*Written task*.
Repeat each entry in full, exactly.

*Supplied information*.
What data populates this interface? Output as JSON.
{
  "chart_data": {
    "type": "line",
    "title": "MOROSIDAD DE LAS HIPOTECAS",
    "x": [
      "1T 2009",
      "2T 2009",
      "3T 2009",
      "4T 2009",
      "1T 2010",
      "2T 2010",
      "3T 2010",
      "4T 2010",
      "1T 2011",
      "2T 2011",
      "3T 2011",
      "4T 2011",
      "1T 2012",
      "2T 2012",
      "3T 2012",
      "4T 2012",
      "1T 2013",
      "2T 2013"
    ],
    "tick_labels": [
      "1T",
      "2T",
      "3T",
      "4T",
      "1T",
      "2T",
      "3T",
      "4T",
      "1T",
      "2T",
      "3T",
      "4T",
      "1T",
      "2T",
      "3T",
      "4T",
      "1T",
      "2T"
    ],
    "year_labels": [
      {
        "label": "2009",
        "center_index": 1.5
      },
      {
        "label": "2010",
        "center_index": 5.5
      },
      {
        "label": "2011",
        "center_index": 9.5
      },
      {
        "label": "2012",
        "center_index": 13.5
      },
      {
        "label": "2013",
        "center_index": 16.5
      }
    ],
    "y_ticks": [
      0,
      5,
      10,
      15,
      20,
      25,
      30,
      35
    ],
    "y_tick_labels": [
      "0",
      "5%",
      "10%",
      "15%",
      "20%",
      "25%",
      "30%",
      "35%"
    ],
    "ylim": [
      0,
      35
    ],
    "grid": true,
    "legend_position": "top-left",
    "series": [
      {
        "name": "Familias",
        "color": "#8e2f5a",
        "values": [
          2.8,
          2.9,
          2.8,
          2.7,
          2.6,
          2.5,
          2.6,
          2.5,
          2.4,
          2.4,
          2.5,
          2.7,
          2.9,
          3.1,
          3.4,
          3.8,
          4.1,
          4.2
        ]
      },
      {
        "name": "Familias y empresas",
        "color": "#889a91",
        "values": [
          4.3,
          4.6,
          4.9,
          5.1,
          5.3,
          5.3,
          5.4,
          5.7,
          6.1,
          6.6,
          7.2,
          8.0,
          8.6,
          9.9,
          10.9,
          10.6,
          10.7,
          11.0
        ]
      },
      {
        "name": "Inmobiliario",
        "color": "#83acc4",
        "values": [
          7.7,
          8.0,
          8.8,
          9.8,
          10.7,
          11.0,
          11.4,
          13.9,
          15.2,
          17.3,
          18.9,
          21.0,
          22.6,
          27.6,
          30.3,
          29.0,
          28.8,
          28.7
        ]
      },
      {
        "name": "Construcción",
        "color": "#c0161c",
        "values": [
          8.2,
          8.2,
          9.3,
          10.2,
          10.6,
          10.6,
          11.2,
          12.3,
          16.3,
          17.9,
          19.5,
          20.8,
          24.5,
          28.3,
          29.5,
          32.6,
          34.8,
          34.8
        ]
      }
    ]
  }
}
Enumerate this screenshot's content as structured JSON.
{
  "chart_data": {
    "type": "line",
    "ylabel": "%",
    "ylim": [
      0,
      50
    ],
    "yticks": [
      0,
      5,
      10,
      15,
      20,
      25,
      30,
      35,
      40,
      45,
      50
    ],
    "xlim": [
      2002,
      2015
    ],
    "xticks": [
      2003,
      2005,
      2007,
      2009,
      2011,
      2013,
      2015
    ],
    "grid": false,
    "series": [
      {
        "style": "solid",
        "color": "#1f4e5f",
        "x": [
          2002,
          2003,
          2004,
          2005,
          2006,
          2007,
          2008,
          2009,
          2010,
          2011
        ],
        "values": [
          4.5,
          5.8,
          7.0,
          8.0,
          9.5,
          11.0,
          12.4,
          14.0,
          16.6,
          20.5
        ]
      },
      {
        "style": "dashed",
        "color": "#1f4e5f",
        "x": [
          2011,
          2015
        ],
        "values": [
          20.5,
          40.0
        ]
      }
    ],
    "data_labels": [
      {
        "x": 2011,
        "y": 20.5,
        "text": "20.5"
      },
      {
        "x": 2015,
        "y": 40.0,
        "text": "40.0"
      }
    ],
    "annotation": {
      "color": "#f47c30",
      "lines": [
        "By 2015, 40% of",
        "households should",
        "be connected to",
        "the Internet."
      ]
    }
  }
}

*Output below*.
What data populates this interface? Output as JSON.
{
  "chart_data": {
    "type": "line",
    "title": "MOROSIDAD DE LAS HIPOTECAS",
    "x": [
      "1T 2009",
      "2T 2009",
      "3T 2009",
      "4T 2009",
      "1T 2010",
      "2T 2010",
      "3T 2010",
      "4T 2010",
      "1T 2011",
      "2T 2011",
      "3T 2011",
      "4T 2011",
      "1T 2012",
      "2T 2012",
      "3T 2012",
      "4T 2012",
      "1T 2013",
      "2T 2013"
    ],
    "tick_labels": [
      "1T",
      "2T",
      "3T",
      "4T",
      "1T",
      "2T",
      "3T",
      "4T",
      "1T",
      "2T",
      "3T",
      "4T",
      "1T",
      "2T",
      "3T",
      "4T",
      "1T",
      "2T"
    ],
    "year_labels": [
      {
        "label": "2009",
        "center_index": 1.5
      },
      {
        "label": "2010",
        "center_index": 5.5
      },
      {
        "label": "2011",
        "center_index": 9.5
      },
      {
        "label": "2012",
        "center_index": 13.5
      },
      {
        "label": "2013",
        "center_index": 16.5
      }
    ],
    "y_ticks": [
      0,
      5,
      10,
      15,
      20,
      25,
      30,
      35
    ],
    "y_tick_labels": [
      "0",
      "5%",
      "10%",
      "15%",
      "20%",
      "25%",
      "30%",
      "35%"
    ],
    "ylim": [
      0,
      35
    ],
    "grid": true,
    "legend_position": "top-left",
    "series": [
      {
        "name": "Familias",
        "color": "#8e2f5a",
        "values": [
          2.8,
          2.9,
          2.8,
          2.7,
          2.6,
          2.5,
          2.6,
          2.5,
          2.4,
          2.4,
          2.5,
          2.7,
          2.9,
          3.1,
          3.4,
          3.8,
          4.1,
          4.2
        ]
      },
      {
        "name": "Familias y empresas",
        "color": "#889a91",
        "values": [
          4.3,
          4.6,
          4.9,
          5.1,
          5.3,
          5.3,
          5.4,
          5.7,
          6.1,
          6.6,
          7.2,
          8.0,
          8.6,
          9.9,
          10.9,
          10.6,
          10.7,
          11.0
        ]
      },
      {
        "name": "Inmobiliario",
        "color": "#83acc4",
        "values": [
          7.7,
          8.0,
          8.8,
          9.8,
          10.7,
          11.0,
          11.4,
          13.9,
          15.2,
          17.3,
          18.9,
          21.0,
          22.6,
          27.6,
          30.3,
          29.0,
          28.8,
          28.7
        ]
      },
      {
        "name": "Construcción",
        "color": "#c0161c",
        "values": [
          8.2,
          8.2,
          9.3,
          10.2,
          10.6,
          10.6,
          11.2,
          12.3,
          16.3,
          17.9,
          19.5,
          20.8,
          24.5,
          28.3,
          29.5,
          32.6,
          34.8,
          34.8
        ]
      }
    ]
  }
}
Enumerate this screenshot's content as structured JSON.
{
  "chart_data": {
    "type": "line",
    "ylabel": "%",
    "ylim": [
      0,
      50
    ],
    "yticks": [
      0,
      5,
      10,
      15,
      20,
      25,
      30,
      35,
      40,
      45,
      50
    ],
    "xlim": [
      2002,
      2015
    ],
    "xticks": [
      2003,
      2005,
      2007,
      2009,
      2011,
      2013,
      2015
    ],
    "grid": false,
    "series": [
      {
        "style": "solid",
        "color": "#1f4e5f",
        "x": [
          2002,
          2003,
          2004,
          2005,
          2006,
          2007,
          2008,
          2009,
          2010,
          2011
        ],
        "values": [
          4.5,
          5.8,
          7.0,
          8.0,
          9.5,
          11.0,
          12.4,
          14.0,
          16.6,
          20.5
        ]
      },
      {
        "style": "dashed",
        "color": "#1f4e5f",
        "x": [
          2011,
          2015
        ],
        "values": [
          20.5,
          40.0
        ]
      }
    ],
    "data_labels": [
      {
        "x": 2011,
        "y": 20.5,
        "text": "20.5"
      },
      {
        "x": 2015,
        "y": 40.0,
        "text": "40.0"
      }
    ],
    "annotation": {
      "color": "#f47c30",
      "lines": [
        "By 2015, 40% of",
        "households should",
        "be connected to",
        "the Internet."
      ]
    }
  }
}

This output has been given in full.